WHAT YOU NEED TO DO
Output every line exactly as written. Leave out pictures.
:: ENTRIES PROVIDED ::
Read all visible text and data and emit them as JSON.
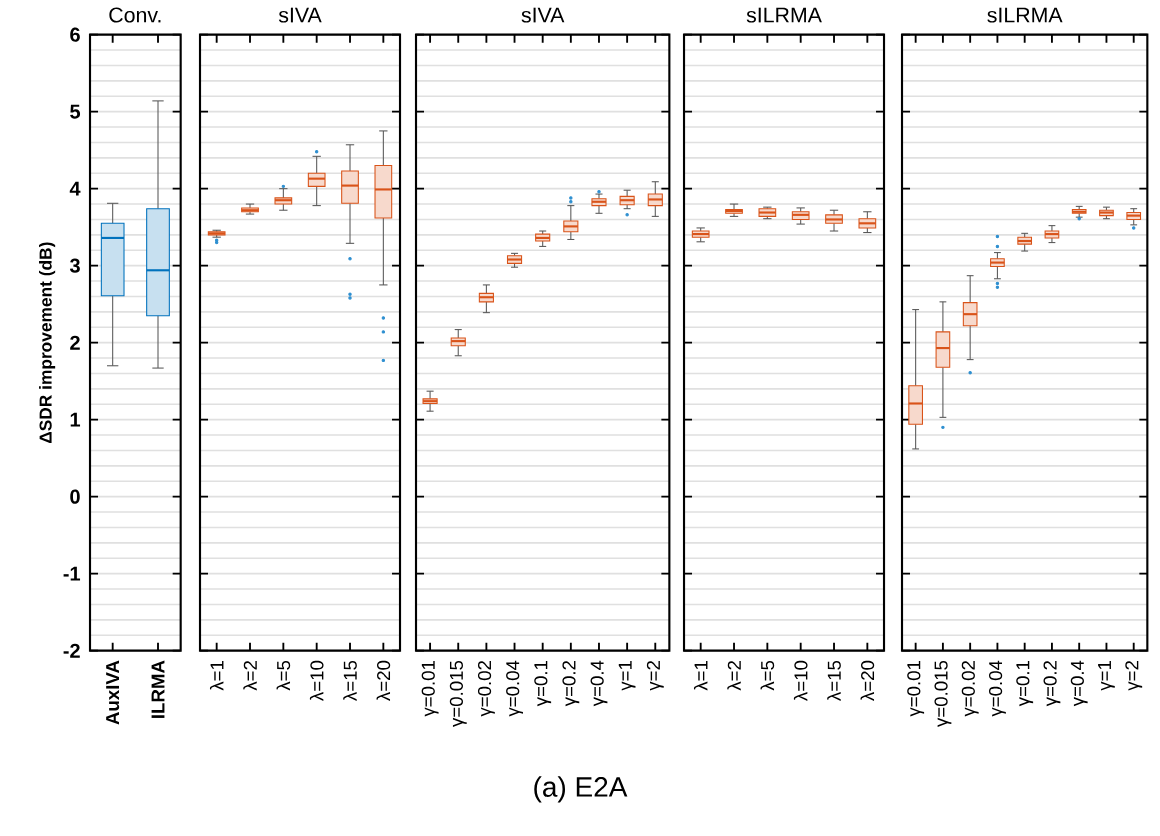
{
  "chart_data": [
    {
      "type": "box",
      "title": "Conv.",
      "ylabel": "ΔSDR improvement (dB)",
      "categories": [
        "AuxIVA",
        "ILRMA"
      ],
      "color": "#0072bd",
      "grid": "y",
      "ylim": [
        -2,
        6
      ],
      "yticks": [
        -2,
        -1,
        0,
        1,
        2,
        3,
        4,
        5,
        6
      ],
      "boxes": [
        {
          "low": 1.7,
          "q1": 2.61,
          "median": 3.36,
          "q3": 3.55,
          "high": 3.81
        },
        {
          "low": 1.67,
          "q1": 2.35,
          "median": 2.94,
          "q3": 3.74,
          "high": 5.14
        }
      ]
    },
    {
      "type": "box",
      "title": "sIVA",
      "categories": [
        "λ=1",
        "λ=2",
        "λ=5",
        "λ=10",
        "λ=15",
        "λ=20"
      ],
      "color": "#d95319",
      "grid": "y",
      "ylim": [
        -2,
        6
      ],
      "yticks": [
        -2,
        -1,
        0,
        1,
        2,
        3,
        4,
        5,
        6
      ],
      "tick_labels": "x",
      "boxes": [
        {
          "low": 3.37,
          "q1": 3.4,
          "median": 3.42,
          "q3": 3.44,
          "high": 3.46,
          "outliers": [
            3.3,
            3.33
          ]
        },
        {
          "low": 3.67,
          "q1": 3.7,
          "median": 3.72,
          "q3": 3.75,
          "high": 3.8
        },
        {
          "low": 3.72,
          "q1": 3.8,
          "median": 3.85,
          "q3": 3.88,
          "high": 4.0,
          "outliers": [
            4.03
          ]
        },
        {
          "low": 3.78,
          "q1": 4.03,
          "median": 4.13,
          "q3": 4.2,
          "high": 4.42,
          "outliers": [
            4.48
          ]
        },
        {
          "low": 3.29,
          "q1": 3.81,
          "median": 4.04,
          "q3": 4.23,
          "high": 4.57,
          "outliers": [
            3.09,
            2.63,
            2.58
          ]
        },
        {
          "low": 2.75,
          "q1": 3.62,
          "median": 3.99,
          "q3": 4.3,
          "high": 4.75,
          "outliers": [
            2.32,
            2.14,
            1.77
          ]
        }
      ]
    },
    {
      "type": "box",
      "title": "sIVA",
      "categories": [
        "γ=0.01",
        "γ=0.015",
        "γ=0.02",
        "γ=0.04",
        "γ=0.1",
        "γ=0.2",
        "γ=0.4",
        "γ=1",
        "γ=2"
      ],
      "color": "#d95319",
      "grid": "y",
      "ylim": [
        -2,
        6
      ],
      "yticks": [
        -2,
        -1,
        0,
        1,
        2,
        3,
        4,
        5,
        6
      ],
      "tick_labels": "x",
      "annotations": [
        "(a) E2A"
      ],
      "boxes": [
        {
          "low": 1.11,
          "q1": 1.21,
          "median": 1.24,
          "q3": 1.27,
          "high": 1.37
        },
        {
          "low": 1.83,
          "q1": 1.96,
          "median": 2.02,
          "q3": 2.06,
          "high": 2.17
        },
        {
          "low": 2.39,
          "q1": 2.53,
          "median": 2.59,
          "q3": 2.64,
          "high": 2.75
        },
        {
          "low": 2.98,
          "q1": 3.03,
          "median": 3.08,
          "q3": 3.13,
          "high": 3.16
        },
        {
          "low": 3.25,
          "q1": 3.32,
          "median": 3.36,
          "q3": 3.41,
          "high": 3.45
        },
        {
          "low": 3.34,
          "q1": 3.44,
          "median": 3.51,
          "q3": 3.58,
          "high": 3.78,
          "outliers": [
            3.83,
            3.88
          ]
        },
        {
          "low": 3.68,
          "q1": 3.78,
          "median": 3.83,
          "q3": 3.87,
          "high": 3.93,
          "outliers": [
            3.96
          ]
        },
        {
          "low": 3.74,
          "q1": 3.79,
          "median": 3.85,
          "q3": 3.9,
          "high": 3.98,
          "outliers": [
            3.66
          ]
        },
        {
          "low": 3.64,
          "q1": 3.78,
          "median": 3.86,
          "q3": 3.93,
          "high": 4.09
        }
      ]
    },
    {
      "type": "box",
      "title": "sILRMA",
      "categories": [
        "λ=1",
        "λ=2",
        "λ=5",
        "λ=10",
        "λ=15",
        "λ=20"
      ],
      "color": "#d95319",
      "grid": "y",
      "ylim": [
        -2,
        6
      ],
      "yticks": [
        -2,
        -1,
        0,
        1,
        2,
        3,
        4,
        5,
        6
      ],
      "tick_labels": "x",
      "boxes": [
        {
          "low": 3.31,
          "q1": 3.37,
          "median": 3.41,
          "q3": 3.45,
          "high": 3.49
        },
        {
          "low": 3.64,
          "q1": 3.68,
          "median": 3.71,
          "q3": 3.73,
          "high": 3.8
        },
        {
          "low": 3.61,
          "q1": 3.64,
          "median": 3.69,
          "q3": 3.74,
          "high": 3.76
        },
        {
          "low": 3.54,
          "q1": 3.6,
          "median": 3.66,
          "q3": 3.7,
          "high": 3.75
        },
        {
          "low": 3.45,
          "q1": 3.55,
          "median": 3.6,
          "q3": 3.66,
          "high": 3.72
        },
        {
          "low": 3.43,
          "q1": 3.49,
          "median": 3.55,
          "q3": 3.61,
          "high": 3.7
        }
      ]
    },
    {
      "type": "box",
      "title": "sILRMA",
      "categories": [
        "γ=0.01",
        "γ=0.015",
        "γ=0.02",
        "γ=0.04",
        "γ=0.1",
        "γ=0.2",
        "γ=0.4",
        "γ=1",
        "γ=2"
      ],
      "color": "#d95319",
      "grid": "y",
      "ylim": [
        -2,
        6
      ],
      "yticks": [
        -2,
        -1,
        0,
        1,
        2,
        3,
        4,
        5,
        6
      ],
      "tick_labels": "x",
      "boxes": [
        {
          "low": 0.62,
          "q1": 0.94,
          "median": 1.21,
          "q3": 1.44,
          "high": 2.43
        },
        {
          "low": 1.03,
          "q1": 1.68,
          "median": 1.93,
          "q3": 2.14,
          "high": 2.53,
          "outliers": [
            0.9
          ]
        },
        {
          "low": 1.78,
          "q1": 2.22,
          "median": 2.37,
          "q3": 2.52,
          "high": 2.87,
          "outliers": [
            1.61
          ]
        },
        {
          "low": 2.83,
          "q1": 2.99,
          "median": 3.04,
          "q3": 3.09,
          "high": 3.17,
          "outliers": [
            3.38,
            3.25,
            2.77,
            2.72
          ]
        },
        {
          "low": 3.19,
          "q1": 3.28,
          "median": 3.32,
          "q3": 3.37,
          "high": 3.42
        },
        {
          "low": 3.3,
          "q1": 3.36,
          "median": 3.41,
          "q3": 3.45,
          "high": 3.52
        },
        {
          "low": 3.63,
          "q1": 3.68,
          "median": 3.7,
          "q3": 3.73,
          "high": 3.77,
          "outliers": [
            3.61
          ]
        },
        {
          "low": 3.61,
          "q1": 3.65,
          "median": 3.69,
          "q3": 3.72,
          "high": 3.76
        },
        {
          "low": 3.53,
          "q1": 3.6,
          "median": 3.65,
          "q3": 3.69,
          "high": 3.74,
          "outliers": [
            3.49
          ]
        }
      ]
    }
  ]
}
:::
RESULT
Read all visible text and data and emit them as JSON.
{
  "chart_data": [
    {
      "type": "box",
      "title": "Conv.",
      "ylabel": "ΔSDR improvement (dB)",
      "categories": [
        "AuxIVA",
        "ILRMA"
      ],
      "color": "#0072bd",
      "grid": "y",
      "ylim": [
        -2,
        6
      ],
      "yticks": [
        -2,
        -1,
        0,
        1,
        2,
        3,
        4,
        5,
        6
      ],
      "boxes": [
        {
          "low": 1.7,
          "q1": 2.61,
          "median": 3.36,
          "q3": 3.55,
          "high": 3.81
        },
        {
          "low": 1.67,
          "q1": 2.35,
          "median": 2.94,
          "q3": 3.74,
          "high": 5.14
        }
      ]
    },
    {
      "type": "box",
      "title": "sIVA",
      "categories": [
        "λ=1",
        "λ=2",
        "λ=5",
        "λ=10",
        "λ=15",
        "λ=20"
      ],
      "color": "#d95319",
      "grid": "y",
      "ylim": [
        -2,
        6
      ],
      "yticks": [
        -2,
        -1,
        0,
        1,
        2,
        3,
        4,
        5,
        6
      ],
      "tick_labels": "x",
      "boxes": [
        {
          "low": 3.37,
          "q1": 3.4,
          "median": 3.42,
          "q3": 3.44,
          "high": 3.46,
          "outliers": [
            3.3,
            3.33
          ]
        },
        {
          "low": 3.67,
          "q1": 3.7,
          "median": 3.72,
          "q3": 3.75,
          "high": 3.8
        },
        {
          "low": 3.72,
          "q1": 3.8,
          "median": 3.85,
          "q3": 3.88,
          "high": 4.0,
          "outliers": [
            4.03
          ]
        },
        {
          "low": 3.78,
          "q1": 4.03,
          "median": 4.13,
          "q3": 4.2,
          "high": 4.42,
          "outliers": [
            4.48
          ]
        },
        {
          "low": 3.29,
          "q1": 3.81,
          "median": 4.04,
          "q3": 4.23,
          "high": 4.57,
          "outliers": [
            3.09,
            2.63,
            2.58
          ]
        },
        {
          "low": 2.75,
          "q1": 3.62,
          "median": 3.99,
          "q3": 4.3,
          "high": 4.75,
          "outliers": [
            2.32,
            2.14,
            1.77
          ]
        }
      ]
    },
    {
      "type": "box",
      "title": "sIVA",
      "categories": [
        "γ=0.01",
        "γ=0.015",
        "γ=0.02",
        "γ=0.04",
        "γ=0.1",
        "γ=0.2",
        "γ=0.4",
        "γ=1",
        "γ=2"
      ],
      "color": "#d95319",
      "grid": "y",
      "ylim": [
        -2,
        6
      ],
      "yticks": [
        -2,
        -1,
        0,
        1,
        2,
        3,
        4,
        5,
        6
      ],
      "tick_labels": "x",
      "annotations": [
        "(a) E2A"
      ],
      "boxes": [
        {
          "low": 1.11,
          "q1": 1.21,
          "median": 1.24,
          "q3": 1.27,
          "high": 1.37
        },
        {
          "low": 1.83,
          "q1": 1.96,
          "median": 2.02,
          "q3": 2.06,
          "high": 2.17
        },
        {
          "low": 2.39,
          "q1": 2.53,
          "median": 2.59,
          "q3": 2.64,
          "high": 2.75
        },
        {
          "low": 2.98,
          "q1": 3.03,
          "median": 3.08,
          "q3": 3.13,
          "high": 3.16
        },
        {
          "low": 3.25,
          "q1": 3.32,
          "median": 3.36,
          "q3": 3.41,
          "high": 3.45
        },
        {
          "low": 3.34,
          "q1": 3.44,
          "median": 3.51,
          "q3": 3.58,
          "high": 3.78,
          "outliers": [
            3.83,
            3.88
          ]
        },
        {
          "low": 3.68,
          "q1": 3.78,
          "median": 3.83,
          "q3": 3.87,
          "high": 3.93,
          "outliers": [
            3.96
          ]
        },
        {
          "low": 3.74,
          "q1": 3.79,
          "median": 3.85,
          "q3": 3.9,
          "high": 3.98,
          "outliers": [
            3.66
          ]
        },
        {
          "low": 3.64,
          "q1": 3.78,
          "median": 3.86,
          "q3": 3.93,
          "high": 4.09
        }
      ]
    },
    {
      "type": "box",
      "title": "sILRMA",
      "categories": [
        "λ=1",
        "λ=2",
        "λ=5",
        "λ=10",
        "λ=15",
        "λ=20"
      ],
      "color": "#d95319",
      "grid": "y",
      "ylim": [
        -2,
        6
      ],
      "yticks": [
        -2,
        -1,
        0,
        1,
        2,
        3,
        4,
        5,
        6
      ],
      "tick_labels": "x",
      "boxes": [
        {
          "low": 3.31,
          "q1": 3.37,
          "median": 3.41,
          "q3": 3.45,
          "high": 3.49
        },
        {
          "low": 3.64,
          "q1": 3.68,
          "median": 3.71,
          "q3": 3.73,
          "high": 3.8
        },
        {
          "low": 3.61,
          "q1": 3.64,
          "median": 3.69,
          "q3": 3.74,
          "high": 3.76
        },
        {
          "low": 3.54,
          "q1": 3.6,
          "median": 3.66,
          "q3": 3.7,
          "high": 3.75
        },
        {
          "low": 3.45,
          "q1": 3.55,
          "median": 3.6,
          "q3": 3.66,
          "high": 3.72
        },
        {
          "low": 3.43,
          "q1": 3.49,
          "median": 3.55,
          "q3": 3.61,
          "high": 3.7
        }
      ]
    },
    {
      "type": "box",
      "title": "sILRMA",
      "categories": [
        "γ=0.01",
        "γ=0.015",
        "γ=0.02",
        "γ=0.04",
        "γ=0.1",
        "γ=0.2",
        "γ=0.4",
        "γ=1",
        "γ=2"
      ],
      "color": "#d95319",
      "grid": "y",
      "ylim": [
        -2,
        6
      ],
      "yticks": [
        -2,
        -1,
        0,
        1,
        2,
        3,
        4,
        5,
        6
      ],
      "tick_labels": "x",
      "boxes": [
        {
          "low": 0.62,
          "q1": 0.94,
          "median": 1.21,
          "q3": 1.44,
          "high": 2.43
        },
        {
          "low": 1.03,
          "q1": 1.68,
          "median": 1.93,
          "q3": 2.14,
          "high": 2.53,
          "outliers": [
            0.9
          ]
        },
        {
          "low": 1.78,
          "q1": 2.22,
          "median": 2.37,
          "q3": 2.52,
          "high": 2.87,
          "outliers": [
            1.61
          ]
        },
        {
          "low": 2.83,
          "q1": 2.99,
          "median": 3.04,
          "q3": 3.09,
          "high": 3.17,
          "outliers": [
            3.38,
            3.25,
            2.77,
            2.72
          ]
        },
        {
          "low": 3.19,
          "q1": 3.28,
          "median": 3.32,
          "q3": 3.37,
          "high": 3.42
        },
        {
          "low": 3.3,
          "q1": 3.36,
          "median": 3.41,
          "q3": 3.45,
          "high": 3.52
        },
        {
          "low": 3.63,
          "q1": 3.68,
          "median": 3.7,
          "q3": 3.73,
          "high": 3.77,
          "outliers": [
            3.61
          ]
        },
        {
          "low": 3.61,
          "q1": 3.65,
          "median": 3.69,
          "q3": 3.72,
          "high": 3.76
        },
        {
          "low": 3.53,
          "q1": 3.6,
          "median": 3.65,
          "q3": 3.69,
          "high": 3.74,
          "outliers": [
            3.49
          ]
        }
      ]
    }
  ]
}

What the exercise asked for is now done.